◆ DIRECTIONS
Extract the full listing below without altering a single character.

◆ WORKING DATA
::::::::

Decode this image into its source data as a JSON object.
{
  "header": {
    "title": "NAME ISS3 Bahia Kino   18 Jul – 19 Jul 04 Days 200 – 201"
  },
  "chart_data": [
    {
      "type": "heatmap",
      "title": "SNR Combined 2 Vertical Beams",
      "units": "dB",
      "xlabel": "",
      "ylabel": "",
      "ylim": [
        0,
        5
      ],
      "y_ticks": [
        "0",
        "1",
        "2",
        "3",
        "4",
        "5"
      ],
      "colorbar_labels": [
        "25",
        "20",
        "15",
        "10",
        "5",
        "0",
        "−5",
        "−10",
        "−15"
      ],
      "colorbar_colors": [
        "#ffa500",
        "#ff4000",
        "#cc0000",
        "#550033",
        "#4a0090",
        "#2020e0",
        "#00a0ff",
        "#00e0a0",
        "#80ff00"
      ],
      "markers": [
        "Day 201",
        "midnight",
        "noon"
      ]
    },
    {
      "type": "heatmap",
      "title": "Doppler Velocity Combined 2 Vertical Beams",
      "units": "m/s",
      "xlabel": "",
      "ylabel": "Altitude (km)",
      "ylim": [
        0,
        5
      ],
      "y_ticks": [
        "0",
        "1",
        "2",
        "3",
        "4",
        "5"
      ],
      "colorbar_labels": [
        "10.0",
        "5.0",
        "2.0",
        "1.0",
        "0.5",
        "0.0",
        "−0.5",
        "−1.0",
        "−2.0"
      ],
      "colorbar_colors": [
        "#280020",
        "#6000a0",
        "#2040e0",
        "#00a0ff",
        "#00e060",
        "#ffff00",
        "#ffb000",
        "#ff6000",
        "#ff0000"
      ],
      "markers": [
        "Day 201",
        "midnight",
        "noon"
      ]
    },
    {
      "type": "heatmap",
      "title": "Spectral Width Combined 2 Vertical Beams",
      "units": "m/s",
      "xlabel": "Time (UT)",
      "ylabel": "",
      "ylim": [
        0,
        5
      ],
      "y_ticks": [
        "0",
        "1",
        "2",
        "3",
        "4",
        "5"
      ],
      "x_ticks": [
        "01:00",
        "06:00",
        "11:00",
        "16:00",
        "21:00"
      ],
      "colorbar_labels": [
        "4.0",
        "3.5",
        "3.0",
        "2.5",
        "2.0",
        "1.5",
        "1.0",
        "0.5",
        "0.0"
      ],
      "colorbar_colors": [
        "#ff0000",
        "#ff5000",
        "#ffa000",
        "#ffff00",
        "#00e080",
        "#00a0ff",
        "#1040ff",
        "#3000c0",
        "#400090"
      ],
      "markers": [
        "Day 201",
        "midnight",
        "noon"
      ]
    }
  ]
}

::::::::

◆ RESULT OF THE TASK
Decode this image into its source data as a JSON object.
{
  "header": {
    "title": "NAME ISS3 Bahia Kino   18 Jul – 19 Jul 04 Days 200 – 201"
  },
  "chart_data": [
    {
      "type": "heatmap",
      "title": "SNR Combined 2 Vertical Beams",
      "units": "dB",
      "xlabel": "",
      "ylabel": "",
      "ylim": [
        0,
        5
      ],
      "y_ticks": [
        "0",
        "1",
        "2",
        "3",
        "4",
        "5"
      ],
      "colorbar_labels": [
        "25",
        "20",
        "15",
        "10",
        "5",
        "0",
        "−5",
        "−10",
        "−15"
      ],
      "colorbar_colors": [
        "#ffa500",
        "#ff4000",
        "#cc0000",
        "#550033",
        "#4a0090",
        "#2020e0",
        "#00a0ff",
        "#00e0a0",
        "#80ff00"
      ],
      "markers": [
        "Day 201",
        "midnight",
        "noon"
      ]
    },
    {
      "type": "heatmap",
      "title": "Doppler Velocity Combined 2 Vertical Beams",
      "units": "m/s",
      "xlabel": "",
      "ylabel": "Altitude (km)",
      "ylim": [
        0,
        5
      ],
      "y_ticks": [
        "0",
        "1",
        "2",
        "3",
        "4",
        "5"
      ],
      "colorbar_labels": [
        "10.0",
        "5.0",
        "2.0",
        "1.0",
        "0.5",
        "0.0",
        "−0.5",
        "−1.0",
        "−2.0"
      ],
      "colorbar_colors": [
        "#280020",
        "#6000a0",
        "#2040e0",
        "#00a0ff",
        "#00e060",
        "#ffff00",
        "#ffb000",
        "#ff6000",
        "#ff0000"
      ],
      "markers": [
        "Day 201",
        "midnight",
        "noon"
      ]
    },
    {
      "type": "heatmap",
      "title": "Spectral Width Combined 2 Vertical Beams",
      "units": "m/s",
      "xlabel": "Time (UT)",
      "ylabel": "",
      "ylim": [
        0,
        5
      ],
      "y_ticks": [
        "0",
        "1",
        "2",
        "3",
        "4",
        "5"
      ],
      "x_ticks": [
        "01:00",
        "06:00",
        "11:00",
        "16:00",
        "21:00"
      ],
      "colorbar_labels": [
        "4.0",
        "3.5",
        "3.0",
        "2.5",
        "2.0",
        "1.5",
        "1.0",
        "0.5",
        "0.0"
      ],
      "colorbar_colors": [
        "#ff0000",
        "#ff5000",
        "#ffa000",
        "#ffff00",
        "#00e080",
        "#00a0ff",
        "#1040ff",
        "#3000c0",
        "#400090"
      ],
      "markers": [
        "Day 201",
        "midnight",
        "noon"
      ]
    }
  ]
}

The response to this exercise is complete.